◆ **Problem requirements**
Locate each line in the records that contains the word "give" and copy those lines out in full.

---------- Input data

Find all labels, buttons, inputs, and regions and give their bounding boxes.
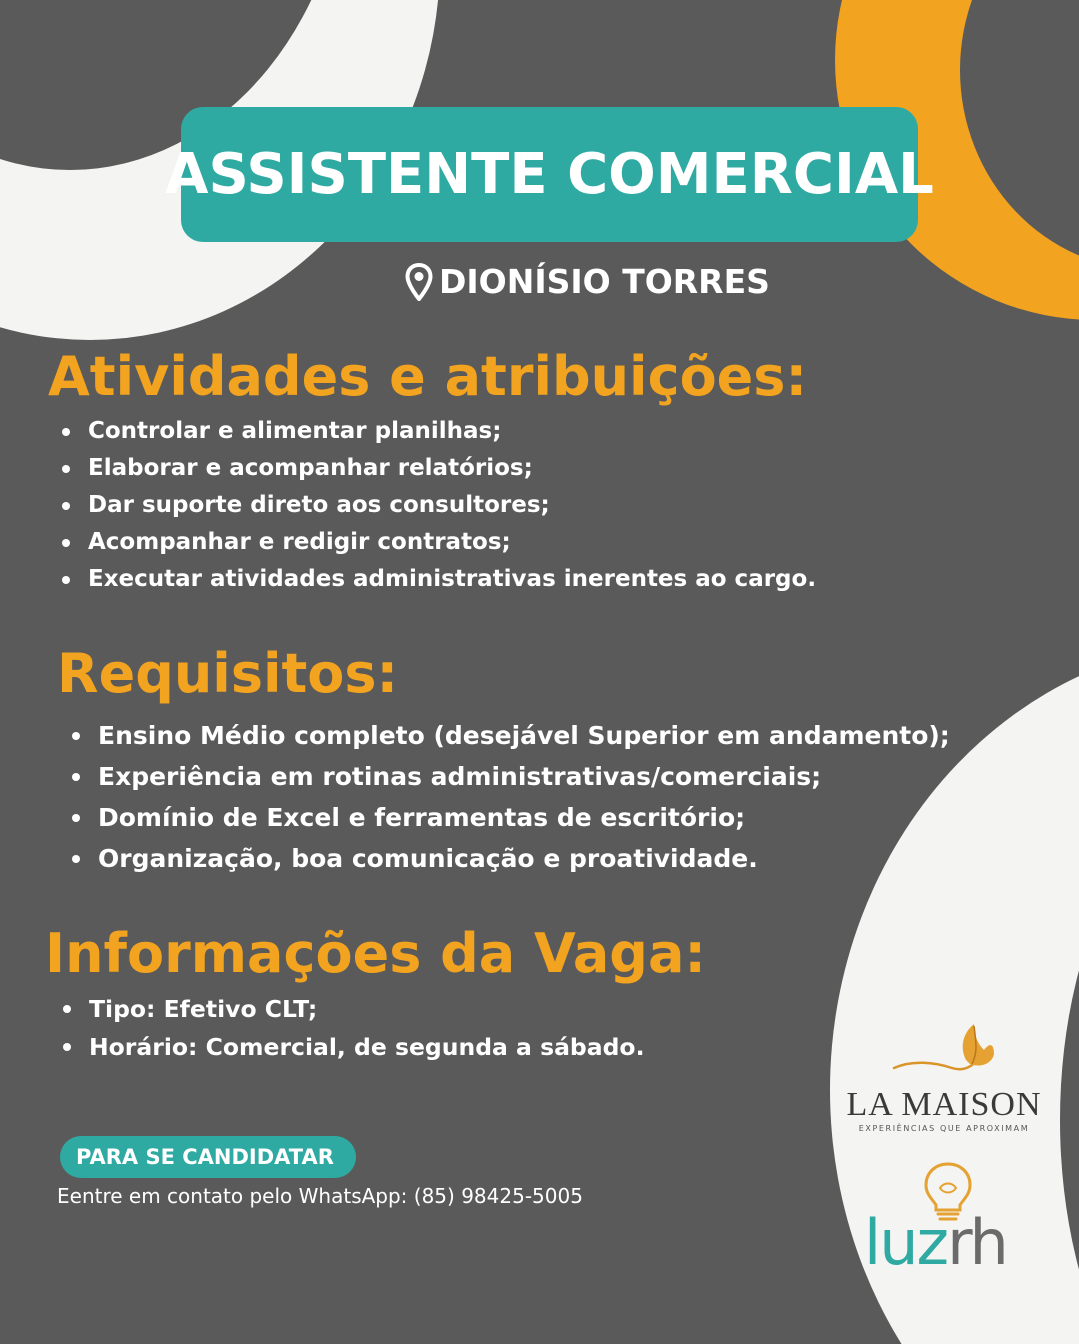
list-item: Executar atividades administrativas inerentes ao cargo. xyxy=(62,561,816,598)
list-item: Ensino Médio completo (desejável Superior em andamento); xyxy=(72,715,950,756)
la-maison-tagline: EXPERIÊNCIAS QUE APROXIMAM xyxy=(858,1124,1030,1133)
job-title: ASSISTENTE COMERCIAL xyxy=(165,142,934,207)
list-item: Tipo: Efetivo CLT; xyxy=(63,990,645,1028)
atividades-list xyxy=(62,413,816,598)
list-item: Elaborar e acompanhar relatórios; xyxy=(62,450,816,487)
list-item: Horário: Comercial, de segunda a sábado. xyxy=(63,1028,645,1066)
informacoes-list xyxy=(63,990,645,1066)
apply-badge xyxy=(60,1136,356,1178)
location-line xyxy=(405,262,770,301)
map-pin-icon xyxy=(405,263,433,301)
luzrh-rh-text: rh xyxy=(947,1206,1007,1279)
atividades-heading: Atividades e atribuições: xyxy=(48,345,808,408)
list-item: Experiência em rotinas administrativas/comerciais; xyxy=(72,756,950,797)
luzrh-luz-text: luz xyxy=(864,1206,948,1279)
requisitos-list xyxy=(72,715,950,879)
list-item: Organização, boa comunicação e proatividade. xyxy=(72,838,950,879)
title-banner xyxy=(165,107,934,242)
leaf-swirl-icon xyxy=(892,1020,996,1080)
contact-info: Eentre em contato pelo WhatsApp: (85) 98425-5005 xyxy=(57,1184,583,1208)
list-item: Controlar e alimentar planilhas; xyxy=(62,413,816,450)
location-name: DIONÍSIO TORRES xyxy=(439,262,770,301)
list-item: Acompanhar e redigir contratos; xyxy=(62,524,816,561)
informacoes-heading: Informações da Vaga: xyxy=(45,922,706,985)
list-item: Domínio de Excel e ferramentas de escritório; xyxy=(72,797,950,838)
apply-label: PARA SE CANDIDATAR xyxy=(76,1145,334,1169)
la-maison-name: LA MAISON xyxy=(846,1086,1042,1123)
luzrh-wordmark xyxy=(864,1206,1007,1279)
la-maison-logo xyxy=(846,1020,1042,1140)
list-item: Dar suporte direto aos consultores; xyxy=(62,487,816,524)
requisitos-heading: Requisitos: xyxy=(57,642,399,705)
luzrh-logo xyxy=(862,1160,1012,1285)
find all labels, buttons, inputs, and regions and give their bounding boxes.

--------------------

◆ **Solution to the problem**
Find all labels, buttons, inputs, and regions and give their bounding boxes.
find all labels, buttons, inputs, and regions and give their bounding boxes.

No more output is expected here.